GIVEN EXERCISE:
Write out the records word for word, with no pictures.

━━━━━━━━━━━━━━━━━━━━━━━━━━━━━━

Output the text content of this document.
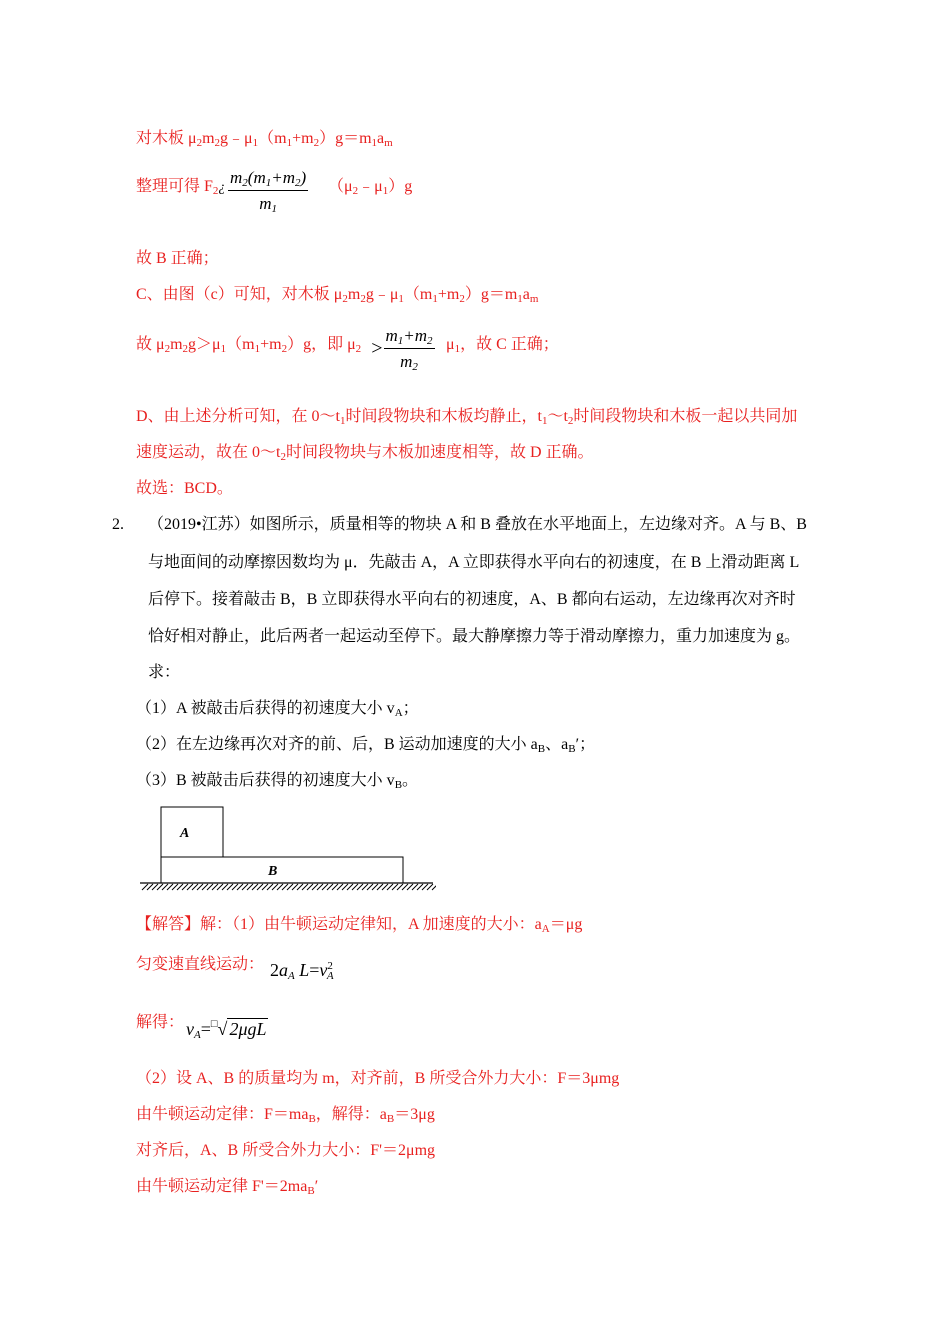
对木板 $\mu_2m_2g﹣\mu_1(m_1+m_2)g=m_1a_m$
整理可得 $F_2¿ \frac{m_2(m_1+m_2)}{m_1}$ $(\mu_2﹣\mu_1)g$
故 B 正确；
C、由图（c）可知，对木板 $\mu_2m_2g﹣\mu_1(m_1+m_2)g=m_1a_m$
故 $\mu_2m_2g>\mu_1(m_1+m_2)g$，即 $\mu_2 > \frac{m_1+m_2}{m_2} \mu_1$，故 C 正确；
D、由上述分析可知，在 $0\sim t_1$时间段物块和木板均静止，$t_1\sim t_2$时间段物块和木板一起以共同加
速度运动，故在 $0\sim t_2$时间段物块与木板加速度相等，故 D 正确。
故选：BCD。
2. （2019•江苏）如图所示，质量相等的物块 A 和 B 叠放在水平地面上，左边缘对齐。A 与 B、B
与地面间的动摩擦因数均为 μ．先敲击 A，A 立即获得水平向右的初速度，在 B 上滑动距离 L
后停下。接着敲击 B，B 立即获得水平向右的初速度，A、B 都向右运动，左边缘再次对齐时
恰好相对静止，此后两者一起运动至停下。最大静摩擦力等于滑动摩擦力，重力加速度为 g。
求：
（1）A 被敲击后获得的初速度大小 $v_A$；
（2）在左边缘再次对齐的前、后，B 运动加速度的大小 $a_B$、$a_B'$；
（3）B 被敲击后获得的初速度大小 $v_B$。
A
B
【解答】解：（1）由牛顿运动定律知，A 加速度的大小：$a_A=\mu g$
匀变速直线运动： $2a_A$ $L=v^2_A$
解得： $v_A=^□√$ 2μgL
（2）设 A、B 的质量均为 m，对齐前，B 所受合外力大小：F＝3μmg
由牛顿运动定律：$F=ma_B$，解得：$a_B=3\mu g$
对齐后，A、B 所受合外力大小：F'＝2μmg
由牛顿运动定律 $F'=2ma_B'$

━━━━━━━━━━━━━━━━━━━━━━━━━━━━━━

RESPONSE TO THE EXERCISE:
Output the text content of this document.
对木板 $\mu_2m_2g﹣\mu_1(m_1+m_2)g=m_1a_m$
整理可得 $F_2¿ \frac{m_2(m_1+m_2)}{m_1}$ $(\mu_2﹣\mu_1)g$
故 B 正确；
C、由图（c）可知，对木板 $\mu_2m_2g﹣\mu_1(m_1+m_2)g=m_1a_m$
故 $\mu_2m_2g>\mu_1(m_1+m_2)g$，即 $\mu_2 > \frac{m_1+m_2}{m_2} \mu_1$，故 C 正确；
D、由上述分析可知，在 $0\sim t_1$时间段物块和木板均静止，$t_1\sim t_2$时间段物块和木板一起以共同加
速度运动，故在 $0\sim t_2$时间段物块与木板加速度相等，故 D 正确。
故选：BCD。
2. （2019•江苏）如图所示，质量相等的物块 A 和 B 叠放在水平地面上，左边缘对齐。A 与 B、B
与地面间的动摩擦因数均为 μ．先敲击 A，A 立即获得水平向右的初速度，在 B 上滑动距离 L
后停下。接着敲击 B，B 立即获得水平向右的初速度，A、B 都向右运动，左边缘再次对齐时
恰好相对静止，此后两者一起运动至停下。最大静摩擦力等于滑动摩擦力，重力加速度为 g。
求：
（1）A 被敲击后获得的初速度大小 $v_A$；
（2）在左边缘再次对齐的前、后，B 运动加速度的大小 $a_B$、$a_B'$；
（3）B 被敲击后获得的初速度大小 $v_B$。
A
B
【解答】解：（1）由牛顿运动定律知，A 加速度的大小：$a_A=\mu g$
匀变速直线运动： $2a_A$ $L=v^2_A$
解得： $v_A=^□√$ 2μgL
（2）设 A、B 的质量均为 m，对齐前，B 所受合外力大小：F＝3μmg
由牛顿运动定律：$F=ma_B$，解得：$a_B=3\mu g$
对齐后，A、B 所受合外力大小：F'＝2μmg
由牛顿运动定律 $F'=2ma_B'$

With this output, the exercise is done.